▶ Problem to solve: Provide the number of lines containing the word "Intersection", and nothing else.

▶ Stored data:

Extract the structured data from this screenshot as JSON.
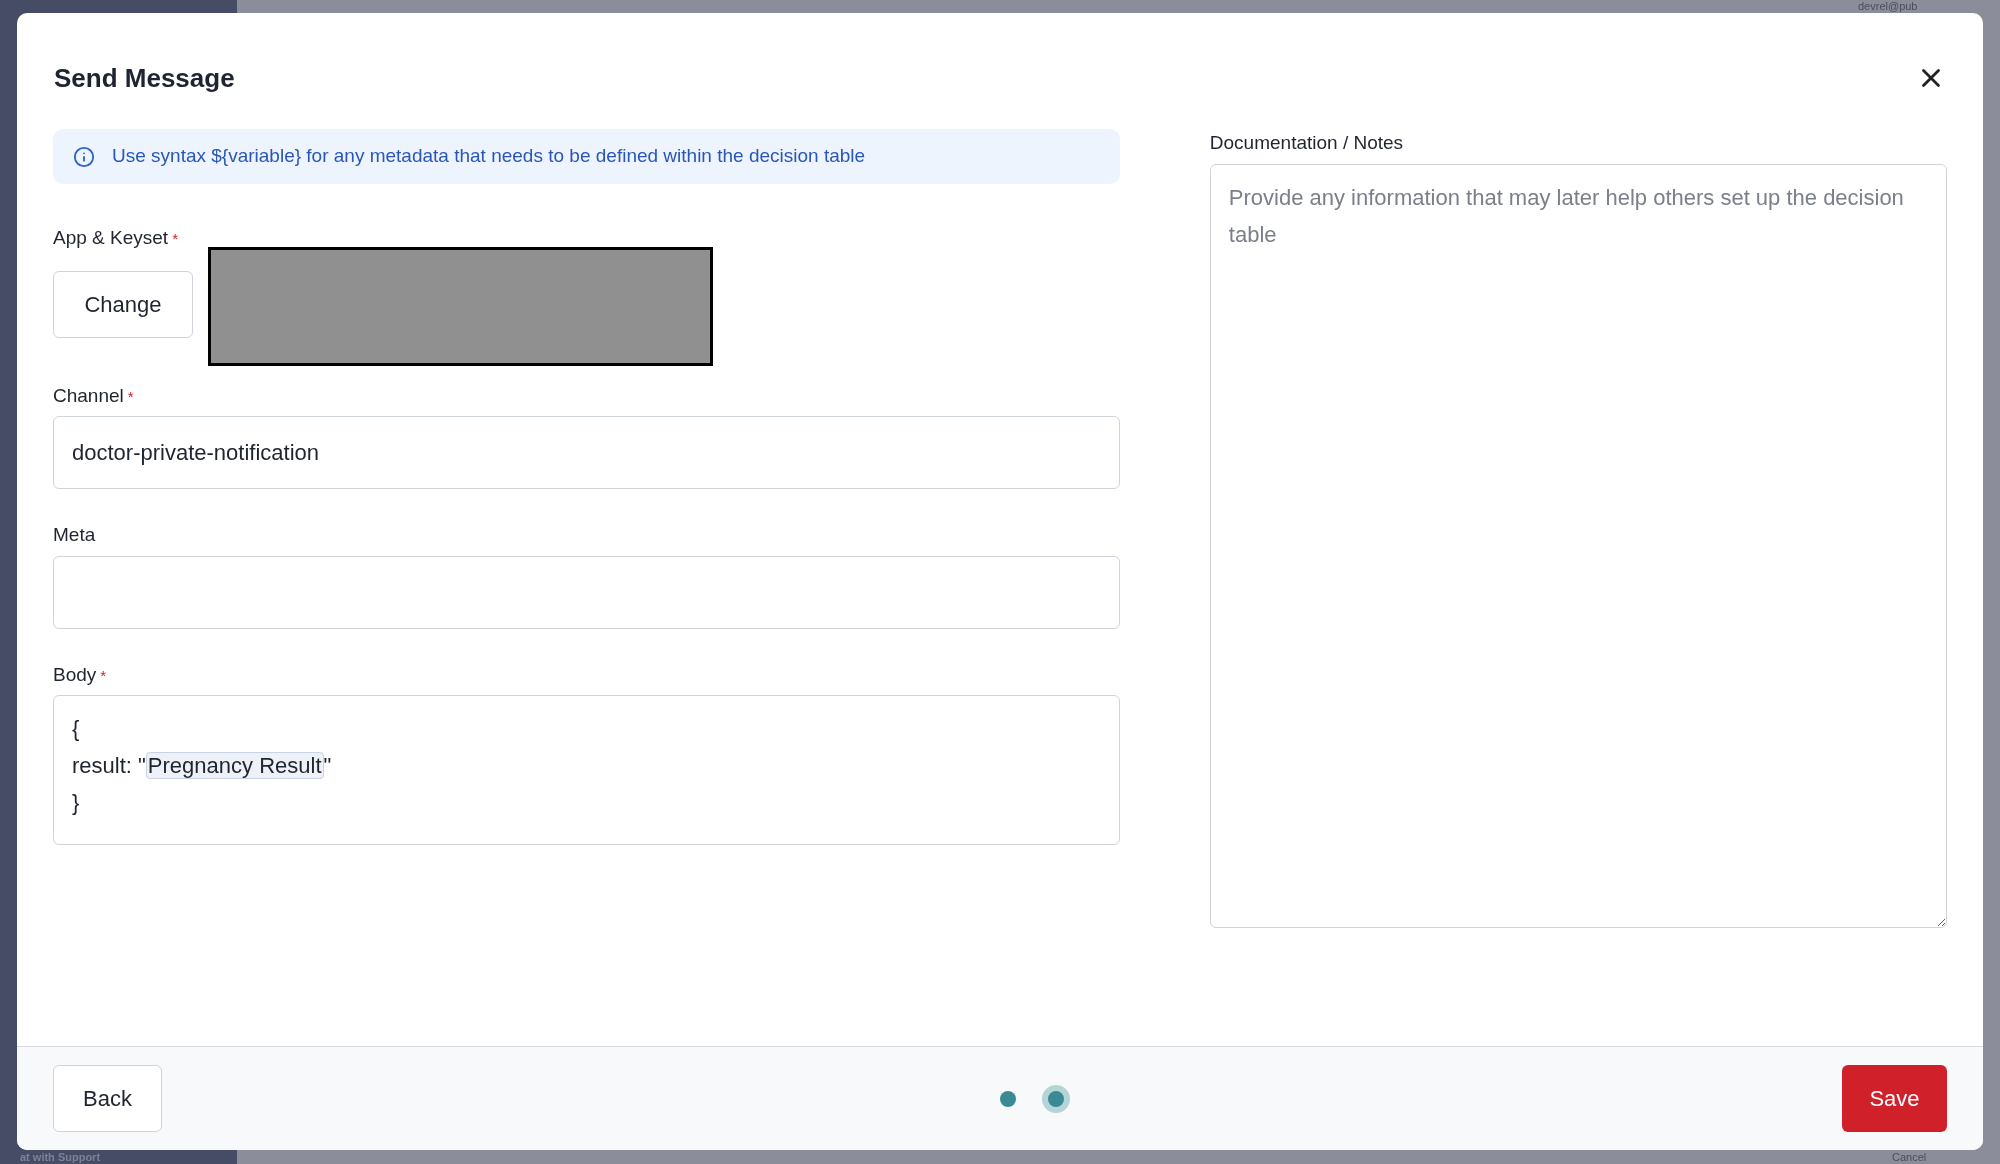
{
  "background": {
    "user_email": "devrel@pub",
    "sidebar_footer": "at with Support",
    "cancel_button": "Cancel"
  },
  "dialog": {
    "title": "Send Message",
    "info": "Use syntax ${variable} for any metadata that needs to be defined within the decision table",
    "app_keyset": {
      "label": "App & Keyset",
      "required_mark": "*",
      "button": "Change"
    },
    "channel": {
      "label": "Channel",
      "required_mark": "*",
      "value": "doctor-private-notification"
    },
    "meta": {
      "label": "Meta"
    },
    "body": {
      "label": "Body",
      "required_mark": "*",
      "lines": [
        [
          {
            "kind": "plain",
            "text": "{"
          }
        ],
        [
          {
            "kind": "plain",
            "text": "result: \""
          },
          {
            "kind": "variable",
            "text": "Pregnancy Result"
          },
          {
            "kind": "plain",
            "text": "\""
          }
        ],
        [
          {
            "kind": "plain",
            "text": "}"
          }
        ]
      ]
    },
    "notes": {
      "label": "Documentation / Notes",
      "placeholder": "Provide any information that may later help others set up the decision table"
    },
    "footer": {
      "back": "Back",
      "save": "Save",
      "steps": [
        {
          "selected": false
        },
        {
          "selected": true
        }
      ]
    }
  }
}
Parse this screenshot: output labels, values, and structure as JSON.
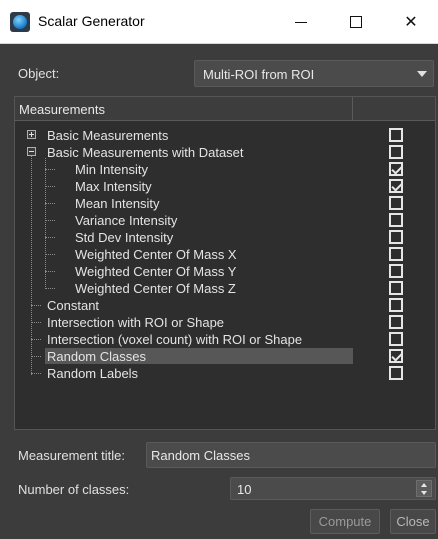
{
  "window": {
    "title": "Scalar Generator",
    "minimize_icon": "minimize-icon",
    "maximize_icon": "maximize-icon",
    "close_glyph": "✕"
  },
  "object": {
    "label": "Object:",
    "selected": "Multi-ROI from ROI"
  },
  "measurements": {
    "header": "Measurements",
    "items": [
      {
        "label": "Basic Measurements",
        "level": 0,
        "expander": "plus",
        "checked": false
      },
      {
        "label": "Basic Measurements with Dataset",
        "level": 0,
        "expander": "minus",
        "checked": false
      },
      {
        "label": "Min Intensity",
        "level": 1,
        "checked": true
      },
      {
        "label": "Max Intensity",
        "level": 1,
        "checked": true
      },
      {
        "label": "Mean Intensity",
        "level": 1,
        "checked": false
      },
      {
        "label": "Variance Intensity",
        "level": 1,
        "checked": false
      },
      {
        "label": "Std Dev Intensity",
        "level": 1,
        "checked": false
      },
      {
        "label": "Weighted Center Of Mass X",
        "level": 1,
        "checked": false
      },
      {
        "label": "Weighted Center Of Mass Y",
        "level": 1,
        "checked": false
      },
      {
        "label": "Weighted Center Of Mass Z",
        "level": 1,
        "checked": false
      },
      {
        "label": "Constant",
        "level": 0,
        "checked": false
      },
      {
        "label": "Intersection with ROI or Shape",
        "level": 0,
        "checked": false
      },
      {
        "label": "Intersection (voxel count) with ROI or Shape",
        "level": 0,
        "checked": false
      },
      {
        "label": "Random Classes",
        "level": 0,
        "checked": true,
        "selected": true
      },
      {
        "label": "Random Labels",
        "level": 0,
        "checked": false
      }
    ]
  },
  "measurement_title": {
    "label": "Measurement title:",
    "value": "Random Classes"
  },
  "number_of_classes": {
    "label": "Number of classes:",
    "value": "10"
  },
  "buttons": {
    "compute": "Compute",
    "close": "Close"
  },
  "colors": {
    "background": "#3c3c3c",
    "panel": "#2e2e2e",
    "selection": "#575757",
    "text": "#e8e8e8"
  }
}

▶ Complete response: 2